What this task involves - Copy out every line of the records where the string "Monthly" occurs.

Input rows -
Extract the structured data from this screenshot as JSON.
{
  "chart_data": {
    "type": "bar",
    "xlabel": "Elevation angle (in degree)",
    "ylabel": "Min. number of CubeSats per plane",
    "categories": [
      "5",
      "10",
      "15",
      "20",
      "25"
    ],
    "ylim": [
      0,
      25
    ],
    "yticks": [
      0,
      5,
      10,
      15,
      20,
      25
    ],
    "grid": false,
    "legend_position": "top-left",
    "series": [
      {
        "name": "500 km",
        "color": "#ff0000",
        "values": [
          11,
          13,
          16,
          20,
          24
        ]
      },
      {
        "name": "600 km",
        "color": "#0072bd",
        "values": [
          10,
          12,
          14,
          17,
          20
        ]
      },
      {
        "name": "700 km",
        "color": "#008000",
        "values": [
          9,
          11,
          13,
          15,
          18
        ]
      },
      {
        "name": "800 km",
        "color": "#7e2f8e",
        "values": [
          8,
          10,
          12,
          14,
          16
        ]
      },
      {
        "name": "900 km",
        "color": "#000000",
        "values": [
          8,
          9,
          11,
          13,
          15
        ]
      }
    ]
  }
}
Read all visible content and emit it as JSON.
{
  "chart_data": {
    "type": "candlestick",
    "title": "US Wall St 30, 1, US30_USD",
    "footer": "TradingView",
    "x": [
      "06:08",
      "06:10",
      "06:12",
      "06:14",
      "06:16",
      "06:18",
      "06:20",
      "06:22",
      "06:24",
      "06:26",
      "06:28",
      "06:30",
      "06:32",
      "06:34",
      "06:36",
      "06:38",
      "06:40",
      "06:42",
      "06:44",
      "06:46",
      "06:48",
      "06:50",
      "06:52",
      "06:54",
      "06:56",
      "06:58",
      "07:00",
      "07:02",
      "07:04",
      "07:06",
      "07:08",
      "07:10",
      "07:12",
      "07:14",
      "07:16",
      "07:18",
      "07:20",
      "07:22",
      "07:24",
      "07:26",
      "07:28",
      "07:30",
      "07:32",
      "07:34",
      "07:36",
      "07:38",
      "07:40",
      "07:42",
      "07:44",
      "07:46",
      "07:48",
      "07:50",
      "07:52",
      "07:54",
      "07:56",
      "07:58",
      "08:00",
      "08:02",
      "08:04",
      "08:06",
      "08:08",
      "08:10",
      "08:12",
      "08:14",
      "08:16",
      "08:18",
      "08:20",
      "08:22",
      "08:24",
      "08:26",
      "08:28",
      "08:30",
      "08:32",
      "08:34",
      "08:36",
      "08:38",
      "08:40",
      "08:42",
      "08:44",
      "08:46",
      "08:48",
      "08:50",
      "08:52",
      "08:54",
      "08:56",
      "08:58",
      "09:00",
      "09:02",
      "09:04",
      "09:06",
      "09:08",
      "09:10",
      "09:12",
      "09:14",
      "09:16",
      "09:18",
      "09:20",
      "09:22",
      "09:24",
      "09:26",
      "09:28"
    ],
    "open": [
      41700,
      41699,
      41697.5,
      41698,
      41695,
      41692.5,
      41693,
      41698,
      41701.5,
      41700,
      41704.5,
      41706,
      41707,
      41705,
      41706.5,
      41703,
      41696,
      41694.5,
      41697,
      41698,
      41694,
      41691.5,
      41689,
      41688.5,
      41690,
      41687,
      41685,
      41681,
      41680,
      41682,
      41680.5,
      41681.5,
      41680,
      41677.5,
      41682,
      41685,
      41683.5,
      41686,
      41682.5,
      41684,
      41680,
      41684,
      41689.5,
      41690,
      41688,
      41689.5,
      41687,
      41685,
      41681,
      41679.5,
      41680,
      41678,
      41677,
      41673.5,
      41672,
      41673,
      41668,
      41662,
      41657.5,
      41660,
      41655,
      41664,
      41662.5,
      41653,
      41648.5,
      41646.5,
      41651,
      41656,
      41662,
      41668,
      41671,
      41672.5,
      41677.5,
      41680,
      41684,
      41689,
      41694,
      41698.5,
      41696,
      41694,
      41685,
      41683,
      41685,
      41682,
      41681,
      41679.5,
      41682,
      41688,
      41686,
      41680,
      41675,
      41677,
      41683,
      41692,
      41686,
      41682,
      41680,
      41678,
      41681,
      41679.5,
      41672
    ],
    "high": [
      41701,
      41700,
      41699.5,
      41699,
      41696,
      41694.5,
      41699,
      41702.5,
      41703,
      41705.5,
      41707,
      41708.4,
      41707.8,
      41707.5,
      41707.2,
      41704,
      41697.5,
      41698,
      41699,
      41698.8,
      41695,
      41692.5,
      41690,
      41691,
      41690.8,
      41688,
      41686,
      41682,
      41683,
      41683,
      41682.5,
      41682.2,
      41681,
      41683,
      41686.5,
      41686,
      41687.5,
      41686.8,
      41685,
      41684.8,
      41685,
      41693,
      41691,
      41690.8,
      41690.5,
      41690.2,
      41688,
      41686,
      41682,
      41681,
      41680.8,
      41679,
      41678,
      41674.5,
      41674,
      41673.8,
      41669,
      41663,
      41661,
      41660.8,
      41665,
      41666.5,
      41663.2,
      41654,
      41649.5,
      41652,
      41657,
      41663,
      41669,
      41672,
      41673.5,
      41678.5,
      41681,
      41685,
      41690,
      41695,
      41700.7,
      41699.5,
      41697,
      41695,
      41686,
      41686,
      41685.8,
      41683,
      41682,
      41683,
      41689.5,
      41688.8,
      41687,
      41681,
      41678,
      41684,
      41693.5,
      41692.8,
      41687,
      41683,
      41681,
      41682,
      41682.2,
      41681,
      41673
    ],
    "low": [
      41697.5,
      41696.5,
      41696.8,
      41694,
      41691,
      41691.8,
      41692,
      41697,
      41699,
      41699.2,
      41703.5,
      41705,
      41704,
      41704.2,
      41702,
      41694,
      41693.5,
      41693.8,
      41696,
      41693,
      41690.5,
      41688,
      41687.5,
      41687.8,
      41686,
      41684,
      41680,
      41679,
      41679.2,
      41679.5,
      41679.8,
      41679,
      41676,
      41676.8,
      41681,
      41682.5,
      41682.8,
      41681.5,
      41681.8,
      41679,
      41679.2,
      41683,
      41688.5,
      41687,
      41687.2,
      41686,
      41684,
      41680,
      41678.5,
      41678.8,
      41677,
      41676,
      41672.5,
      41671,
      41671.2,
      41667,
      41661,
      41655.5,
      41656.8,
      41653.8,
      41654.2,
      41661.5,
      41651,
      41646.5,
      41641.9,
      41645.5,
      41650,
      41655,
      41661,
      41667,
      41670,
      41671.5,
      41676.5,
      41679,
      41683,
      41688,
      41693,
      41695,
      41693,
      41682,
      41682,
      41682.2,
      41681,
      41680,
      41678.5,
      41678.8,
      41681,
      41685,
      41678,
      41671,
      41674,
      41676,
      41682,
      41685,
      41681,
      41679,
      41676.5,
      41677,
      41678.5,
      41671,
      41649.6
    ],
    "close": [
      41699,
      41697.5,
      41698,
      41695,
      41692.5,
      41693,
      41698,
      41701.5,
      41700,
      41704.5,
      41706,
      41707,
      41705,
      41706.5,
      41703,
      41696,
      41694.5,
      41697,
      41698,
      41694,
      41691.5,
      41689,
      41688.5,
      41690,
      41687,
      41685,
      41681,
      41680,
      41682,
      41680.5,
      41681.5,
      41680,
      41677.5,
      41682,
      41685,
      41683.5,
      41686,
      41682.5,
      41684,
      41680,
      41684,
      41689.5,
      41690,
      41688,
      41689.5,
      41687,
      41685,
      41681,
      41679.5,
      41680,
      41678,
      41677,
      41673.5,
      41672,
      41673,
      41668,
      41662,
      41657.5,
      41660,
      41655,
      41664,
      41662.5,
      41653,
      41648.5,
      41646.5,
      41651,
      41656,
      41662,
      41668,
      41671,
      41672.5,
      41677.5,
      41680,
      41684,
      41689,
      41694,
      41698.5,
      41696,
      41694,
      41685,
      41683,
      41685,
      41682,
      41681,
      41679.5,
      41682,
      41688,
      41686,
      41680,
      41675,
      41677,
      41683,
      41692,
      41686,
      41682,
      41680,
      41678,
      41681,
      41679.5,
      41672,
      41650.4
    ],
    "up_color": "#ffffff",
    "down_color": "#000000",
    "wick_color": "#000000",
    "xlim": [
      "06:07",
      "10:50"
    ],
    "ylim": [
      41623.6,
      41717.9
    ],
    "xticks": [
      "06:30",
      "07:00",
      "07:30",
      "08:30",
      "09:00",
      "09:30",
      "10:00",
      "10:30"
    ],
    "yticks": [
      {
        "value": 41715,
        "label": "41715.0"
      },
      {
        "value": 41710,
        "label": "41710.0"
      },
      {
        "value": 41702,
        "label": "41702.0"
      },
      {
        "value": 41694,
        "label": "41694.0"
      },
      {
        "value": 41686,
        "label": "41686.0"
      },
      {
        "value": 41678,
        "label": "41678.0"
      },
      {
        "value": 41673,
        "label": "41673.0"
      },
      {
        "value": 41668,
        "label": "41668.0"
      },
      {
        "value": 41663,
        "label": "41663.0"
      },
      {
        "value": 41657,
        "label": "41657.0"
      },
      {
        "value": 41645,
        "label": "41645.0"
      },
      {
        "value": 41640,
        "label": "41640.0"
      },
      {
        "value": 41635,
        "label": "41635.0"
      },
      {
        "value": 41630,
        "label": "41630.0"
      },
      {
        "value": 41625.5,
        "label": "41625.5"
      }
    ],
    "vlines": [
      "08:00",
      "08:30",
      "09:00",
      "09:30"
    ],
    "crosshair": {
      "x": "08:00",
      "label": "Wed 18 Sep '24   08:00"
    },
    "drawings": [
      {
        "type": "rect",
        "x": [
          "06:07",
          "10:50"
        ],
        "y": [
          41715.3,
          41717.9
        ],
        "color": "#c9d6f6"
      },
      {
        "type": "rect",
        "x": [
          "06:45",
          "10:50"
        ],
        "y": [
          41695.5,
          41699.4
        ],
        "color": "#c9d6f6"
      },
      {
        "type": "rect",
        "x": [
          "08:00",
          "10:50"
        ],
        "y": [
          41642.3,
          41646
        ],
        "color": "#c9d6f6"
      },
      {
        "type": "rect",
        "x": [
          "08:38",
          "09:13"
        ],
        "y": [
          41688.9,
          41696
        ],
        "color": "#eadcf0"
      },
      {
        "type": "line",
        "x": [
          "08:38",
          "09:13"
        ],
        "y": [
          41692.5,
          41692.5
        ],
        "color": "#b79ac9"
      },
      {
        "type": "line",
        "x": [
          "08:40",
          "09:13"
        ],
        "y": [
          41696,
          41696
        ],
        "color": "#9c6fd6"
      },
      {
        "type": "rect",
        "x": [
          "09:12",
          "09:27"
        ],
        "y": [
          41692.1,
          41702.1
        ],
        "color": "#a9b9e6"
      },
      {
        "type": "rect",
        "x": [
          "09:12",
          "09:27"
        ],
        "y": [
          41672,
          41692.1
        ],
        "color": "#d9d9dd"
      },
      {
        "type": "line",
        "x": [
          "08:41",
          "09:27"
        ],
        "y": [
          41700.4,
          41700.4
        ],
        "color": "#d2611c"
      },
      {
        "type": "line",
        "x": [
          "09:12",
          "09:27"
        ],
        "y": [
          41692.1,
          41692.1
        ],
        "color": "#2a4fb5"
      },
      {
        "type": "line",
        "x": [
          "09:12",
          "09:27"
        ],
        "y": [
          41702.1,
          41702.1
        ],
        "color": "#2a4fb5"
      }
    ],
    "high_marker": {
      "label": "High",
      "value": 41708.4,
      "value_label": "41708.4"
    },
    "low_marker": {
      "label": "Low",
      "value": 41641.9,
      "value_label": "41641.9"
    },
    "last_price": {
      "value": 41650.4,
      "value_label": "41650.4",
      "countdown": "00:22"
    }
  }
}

==

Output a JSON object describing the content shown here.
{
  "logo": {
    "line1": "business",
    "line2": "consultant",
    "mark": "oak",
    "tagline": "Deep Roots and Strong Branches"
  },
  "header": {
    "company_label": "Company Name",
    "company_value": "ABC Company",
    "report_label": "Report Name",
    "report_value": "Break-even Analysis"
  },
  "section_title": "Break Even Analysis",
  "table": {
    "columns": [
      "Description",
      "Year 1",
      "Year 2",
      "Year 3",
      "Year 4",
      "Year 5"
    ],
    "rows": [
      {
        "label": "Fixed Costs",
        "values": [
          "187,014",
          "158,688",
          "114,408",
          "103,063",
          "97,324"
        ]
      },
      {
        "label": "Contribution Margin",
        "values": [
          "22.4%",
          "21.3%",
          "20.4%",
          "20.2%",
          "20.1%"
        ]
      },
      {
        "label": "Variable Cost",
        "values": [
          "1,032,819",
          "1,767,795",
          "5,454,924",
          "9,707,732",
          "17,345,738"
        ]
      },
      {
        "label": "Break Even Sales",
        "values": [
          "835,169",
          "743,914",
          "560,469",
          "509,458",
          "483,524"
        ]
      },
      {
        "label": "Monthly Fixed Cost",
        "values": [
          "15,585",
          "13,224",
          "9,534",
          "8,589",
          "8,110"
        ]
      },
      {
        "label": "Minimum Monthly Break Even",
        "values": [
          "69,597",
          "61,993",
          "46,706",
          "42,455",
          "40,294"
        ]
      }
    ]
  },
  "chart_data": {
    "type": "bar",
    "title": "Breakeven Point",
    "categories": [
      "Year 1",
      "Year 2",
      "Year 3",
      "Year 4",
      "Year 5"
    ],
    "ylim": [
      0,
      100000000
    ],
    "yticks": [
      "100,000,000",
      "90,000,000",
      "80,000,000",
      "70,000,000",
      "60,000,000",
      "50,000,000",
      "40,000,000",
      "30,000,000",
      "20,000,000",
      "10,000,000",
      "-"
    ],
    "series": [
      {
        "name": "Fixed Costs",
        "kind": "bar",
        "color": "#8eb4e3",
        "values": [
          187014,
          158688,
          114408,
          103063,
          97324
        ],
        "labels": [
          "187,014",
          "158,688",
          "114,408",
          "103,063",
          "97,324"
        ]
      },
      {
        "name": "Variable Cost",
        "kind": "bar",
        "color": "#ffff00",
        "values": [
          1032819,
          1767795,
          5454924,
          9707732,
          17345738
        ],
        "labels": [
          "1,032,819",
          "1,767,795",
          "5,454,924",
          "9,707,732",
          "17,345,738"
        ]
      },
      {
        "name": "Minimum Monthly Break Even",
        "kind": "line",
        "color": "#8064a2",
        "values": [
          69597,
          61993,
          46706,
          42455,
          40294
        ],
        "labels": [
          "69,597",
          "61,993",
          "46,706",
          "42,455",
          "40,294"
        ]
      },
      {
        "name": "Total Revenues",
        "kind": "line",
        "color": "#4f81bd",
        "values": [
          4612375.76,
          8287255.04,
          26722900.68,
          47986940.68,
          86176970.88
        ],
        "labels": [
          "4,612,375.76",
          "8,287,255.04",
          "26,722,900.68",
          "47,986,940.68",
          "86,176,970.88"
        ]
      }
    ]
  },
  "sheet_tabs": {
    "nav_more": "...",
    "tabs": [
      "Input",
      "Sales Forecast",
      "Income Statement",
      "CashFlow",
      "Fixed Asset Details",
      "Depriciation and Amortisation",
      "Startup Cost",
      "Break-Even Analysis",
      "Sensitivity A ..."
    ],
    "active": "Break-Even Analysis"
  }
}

Output -
        "label": "Monthly Fixed Cost",
        "label": "Minimum Monthly Break Even",
        "name": "Minimum Monthly Break Even",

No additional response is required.